[Dataset records]
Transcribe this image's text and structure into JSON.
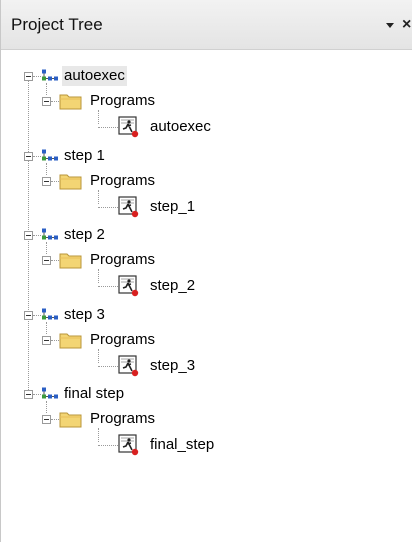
{
  "panel": {
    "title": "Project Tree",
    "pin_icon": "dropdown-arrow-icon",
    "close_icon": "close-icon"
  },
  "tree": {
    "tasks": [
      {
        "name": "autoexec",
        "folder": "Programs",
        "program": "autoexec",
        "selected": true
      },
      {
        "name": "step 1",
        "folder": "Programs",
        "program": "step_1",
        "selected": false
      },
      {
        "name": "step 2",
        "folder": "Programs",
        "program": "step_2",
        "selected": false
      },
      {
        "name": "step 3",
        "folder": "Programs",
        "program": "step_3",
        "selected": false
      },
      {
        "name": "final step",
        "folder": "Programs",
        "program": "final_step",
        "selected": false
      }
    ]
  },
  "icons": {
    "task": "task-network-icon",
    "folder": "folder-icon",
    "program": "program-runner-icon"
  },
  "colors": {
    "task_icon_blue": "#2b5fc4",
    "task_icon_green": "#3c9a3c",
    "folder_yellow": "#f3d574",
    "program_red": "#d82020"
  }
}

Your task: Go through the data above and find the lines with the word "name". Copy each of those lines.

Complete answer:
        "name": "autoexec",
        "name": "step 1",
        "name": "step 2",
        "name": "step 3",
        "name": "final step",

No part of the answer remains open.